## EXERCISE PROMPT
Wherever the word "bord" appears in the entries, copy the whole line.

## ENTRIES SHOWN
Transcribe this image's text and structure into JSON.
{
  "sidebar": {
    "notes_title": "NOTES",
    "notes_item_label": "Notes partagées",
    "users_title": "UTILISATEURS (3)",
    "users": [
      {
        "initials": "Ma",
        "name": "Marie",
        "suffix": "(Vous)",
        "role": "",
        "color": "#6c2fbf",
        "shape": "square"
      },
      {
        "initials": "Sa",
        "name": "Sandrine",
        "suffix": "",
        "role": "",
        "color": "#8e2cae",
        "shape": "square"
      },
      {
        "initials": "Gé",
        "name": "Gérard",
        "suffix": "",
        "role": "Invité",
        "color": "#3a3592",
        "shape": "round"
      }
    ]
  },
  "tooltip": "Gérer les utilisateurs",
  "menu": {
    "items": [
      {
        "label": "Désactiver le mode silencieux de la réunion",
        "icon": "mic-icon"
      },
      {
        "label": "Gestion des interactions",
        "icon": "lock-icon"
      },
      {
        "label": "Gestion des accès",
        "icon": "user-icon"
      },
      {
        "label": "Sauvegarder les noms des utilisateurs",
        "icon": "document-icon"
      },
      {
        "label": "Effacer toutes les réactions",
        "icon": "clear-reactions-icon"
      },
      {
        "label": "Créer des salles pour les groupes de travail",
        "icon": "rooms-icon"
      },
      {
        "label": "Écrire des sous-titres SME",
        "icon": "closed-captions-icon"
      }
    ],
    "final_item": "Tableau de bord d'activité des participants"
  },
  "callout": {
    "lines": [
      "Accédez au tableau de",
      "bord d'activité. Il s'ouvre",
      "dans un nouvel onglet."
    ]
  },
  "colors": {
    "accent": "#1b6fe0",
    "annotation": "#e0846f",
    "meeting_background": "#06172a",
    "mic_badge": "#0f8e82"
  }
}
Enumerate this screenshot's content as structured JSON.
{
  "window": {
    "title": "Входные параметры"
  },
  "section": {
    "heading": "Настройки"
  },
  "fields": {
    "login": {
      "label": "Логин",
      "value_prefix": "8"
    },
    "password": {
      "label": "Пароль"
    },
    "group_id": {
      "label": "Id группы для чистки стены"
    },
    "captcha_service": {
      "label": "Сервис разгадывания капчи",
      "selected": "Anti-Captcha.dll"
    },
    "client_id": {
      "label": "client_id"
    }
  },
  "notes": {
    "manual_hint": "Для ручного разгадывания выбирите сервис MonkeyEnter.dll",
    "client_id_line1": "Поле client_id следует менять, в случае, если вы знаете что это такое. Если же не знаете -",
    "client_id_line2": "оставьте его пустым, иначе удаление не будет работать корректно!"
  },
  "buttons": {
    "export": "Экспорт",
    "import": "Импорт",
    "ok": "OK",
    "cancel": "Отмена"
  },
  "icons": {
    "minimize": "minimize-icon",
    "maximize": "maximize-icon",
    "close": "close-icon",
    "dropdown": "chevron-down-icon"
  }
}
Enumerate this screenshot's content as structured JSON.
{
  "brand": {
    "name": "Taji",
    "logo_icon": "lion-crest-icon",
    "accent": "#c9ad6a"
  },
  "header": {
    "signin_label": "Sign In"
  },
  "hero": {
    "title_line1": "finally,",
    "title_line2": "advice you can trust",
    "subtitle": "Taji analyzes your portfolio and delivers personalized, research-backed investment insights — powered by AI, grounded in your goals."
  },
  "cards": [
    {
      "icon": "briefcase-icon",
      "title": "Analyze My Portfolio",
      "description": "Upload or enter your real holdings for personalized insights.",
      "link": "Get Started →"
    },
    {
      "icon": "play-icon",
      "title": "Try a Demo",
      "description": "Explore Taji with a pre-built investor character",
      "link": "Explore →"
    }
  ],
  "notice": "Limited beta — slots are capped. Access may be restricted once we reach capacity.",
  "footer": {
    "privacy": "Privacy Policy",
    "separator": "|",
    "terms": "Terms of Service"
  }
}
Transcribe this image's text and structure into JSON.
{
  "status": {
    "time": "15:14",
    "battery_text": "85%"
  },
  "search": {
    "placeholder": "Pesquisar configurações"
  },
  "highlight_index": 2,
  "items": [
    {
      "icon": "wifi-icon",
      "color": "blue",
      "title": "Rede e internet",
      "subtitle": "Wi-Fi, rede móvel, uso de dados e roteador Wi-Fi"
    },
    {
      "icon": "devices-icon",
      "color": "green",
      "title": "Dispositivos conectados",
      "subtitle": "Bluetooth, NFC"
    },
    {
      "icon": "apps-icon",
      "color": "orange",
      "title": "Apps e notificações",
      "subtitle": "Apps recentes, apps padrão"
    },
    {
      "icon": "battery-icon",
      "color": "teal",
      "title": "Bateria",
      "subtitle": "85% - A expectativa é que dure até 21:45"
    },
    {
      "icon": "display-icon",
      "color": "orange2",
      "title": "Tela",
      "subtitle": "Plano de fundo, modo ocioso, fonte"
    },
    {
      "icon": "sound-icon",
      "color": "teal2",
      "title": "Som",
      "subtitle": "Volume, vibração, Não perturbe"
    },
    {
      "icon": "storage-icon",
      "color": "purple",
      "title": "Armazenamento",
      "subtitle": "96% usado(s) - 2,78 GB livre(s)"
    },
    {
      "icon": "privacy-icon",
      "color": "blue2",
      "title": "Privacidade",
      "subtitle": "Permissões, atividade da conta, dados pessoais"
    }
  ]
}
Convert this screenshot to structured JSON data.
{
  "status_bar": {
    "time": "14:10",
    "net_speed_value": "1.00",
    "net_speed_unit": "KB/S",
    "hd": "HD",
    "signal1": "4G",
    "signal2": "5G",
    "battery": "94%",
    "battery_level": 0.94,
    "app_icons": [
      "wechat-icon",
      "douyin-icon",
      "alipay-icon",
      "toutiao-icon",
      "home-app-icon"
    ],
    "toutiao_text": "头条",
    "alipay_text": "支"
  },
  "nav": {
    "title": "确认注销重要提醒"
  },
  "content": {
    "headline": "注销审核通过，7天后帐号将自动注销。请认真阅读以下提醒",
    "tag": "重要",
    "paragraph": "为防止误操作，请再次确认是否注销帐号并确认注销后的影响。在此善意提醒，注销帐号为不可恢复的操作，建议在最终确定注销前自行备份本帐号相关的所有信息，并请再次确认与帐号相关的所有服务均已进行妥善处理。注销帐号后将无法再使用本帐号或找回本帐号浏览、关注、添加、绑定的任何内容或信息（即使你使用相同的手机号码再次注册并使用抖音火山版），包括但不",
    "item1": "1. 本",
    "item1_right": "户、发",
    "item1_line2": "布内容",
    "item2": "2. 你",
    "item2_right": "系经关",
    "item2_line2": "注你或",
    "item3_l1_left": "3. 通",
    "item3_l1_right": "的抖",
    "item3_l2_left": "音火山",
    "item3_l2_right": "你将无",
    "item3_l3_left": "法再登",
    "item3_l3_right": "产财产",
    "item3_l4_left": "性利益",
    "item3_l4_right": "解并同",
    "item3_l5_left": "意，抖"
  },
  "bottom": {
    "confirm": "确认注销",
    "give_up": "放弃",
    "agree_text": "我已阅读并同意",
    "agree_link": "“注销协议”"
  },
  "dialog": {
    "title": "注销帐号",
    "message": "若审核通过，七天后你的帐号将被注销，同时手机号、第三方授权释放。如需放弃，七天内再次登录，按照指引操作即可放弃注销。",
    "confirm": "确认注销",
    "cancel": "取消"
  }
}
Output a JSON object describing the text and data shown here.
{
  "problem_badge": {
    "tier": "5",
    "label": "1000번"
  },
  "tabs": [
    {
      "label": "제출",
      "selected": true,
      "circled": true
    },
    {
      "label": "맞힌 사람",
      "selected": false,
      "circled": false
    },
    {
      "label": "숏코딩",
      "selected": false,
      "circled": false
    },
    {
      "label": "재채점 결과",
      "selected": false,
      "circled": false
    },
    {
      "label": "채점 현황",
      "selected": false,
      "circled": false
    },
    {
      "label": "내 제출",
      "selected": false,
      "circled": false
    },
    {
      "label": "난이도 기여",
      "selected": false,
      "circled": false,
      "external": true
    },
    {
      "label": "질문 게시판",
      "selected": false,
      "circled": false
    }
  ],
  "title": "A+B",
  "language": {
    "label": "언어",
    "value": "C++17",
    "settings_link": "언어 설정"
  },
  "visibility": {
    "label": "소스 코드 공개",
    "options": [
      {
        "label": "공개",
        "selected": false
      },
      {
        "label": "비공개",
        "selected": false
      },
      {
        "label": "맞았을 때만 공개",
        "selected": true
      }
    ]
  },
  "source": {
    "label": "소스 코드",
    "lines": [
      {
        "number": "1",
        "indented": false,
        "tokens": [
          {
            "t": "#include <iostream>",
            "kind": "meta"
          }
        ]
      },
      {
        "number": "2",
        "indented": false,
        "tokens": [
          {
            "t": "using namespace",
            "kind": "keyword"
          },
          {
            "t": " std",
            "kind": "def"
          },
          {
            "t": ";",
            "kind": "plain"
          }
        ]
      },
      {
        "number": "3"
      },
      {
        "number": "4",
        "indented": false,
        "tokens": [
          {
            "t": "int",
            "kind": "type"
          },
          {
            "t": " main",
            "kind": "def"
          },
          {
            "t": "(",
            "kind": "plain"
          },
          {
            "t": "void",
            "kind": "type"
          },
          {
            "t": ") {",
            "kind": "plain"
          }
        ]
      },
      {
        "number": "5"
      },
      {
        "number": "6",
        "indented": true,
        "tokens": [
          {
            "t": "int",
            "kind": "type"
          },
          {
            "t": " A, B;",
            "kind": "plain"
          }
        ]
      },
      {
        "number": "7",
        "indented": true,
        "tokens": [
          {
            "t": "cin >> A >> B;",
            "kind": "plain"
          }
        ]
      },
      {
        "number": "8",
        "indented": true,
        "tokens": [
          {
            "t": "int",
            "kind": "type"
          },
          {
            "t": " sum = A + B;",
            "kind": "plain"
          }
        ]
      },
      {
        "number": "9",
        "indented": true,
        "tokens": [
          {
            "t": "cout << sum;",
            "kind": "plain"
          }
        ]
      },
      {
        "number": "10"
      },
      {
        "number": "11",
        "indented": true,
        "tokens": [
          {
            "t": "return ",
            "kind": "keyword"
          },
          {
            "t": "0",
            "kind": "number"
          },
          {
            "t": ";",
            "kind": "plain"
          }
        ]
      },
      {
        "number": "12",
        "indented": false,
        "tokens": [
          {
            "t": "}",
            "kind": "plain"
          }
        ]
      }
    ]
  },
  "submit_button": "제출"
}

## TASK SOLUTION
    "final_item": "Tableau de bord d'activité des participants"
      "bord d'activité. Il s'ouvre",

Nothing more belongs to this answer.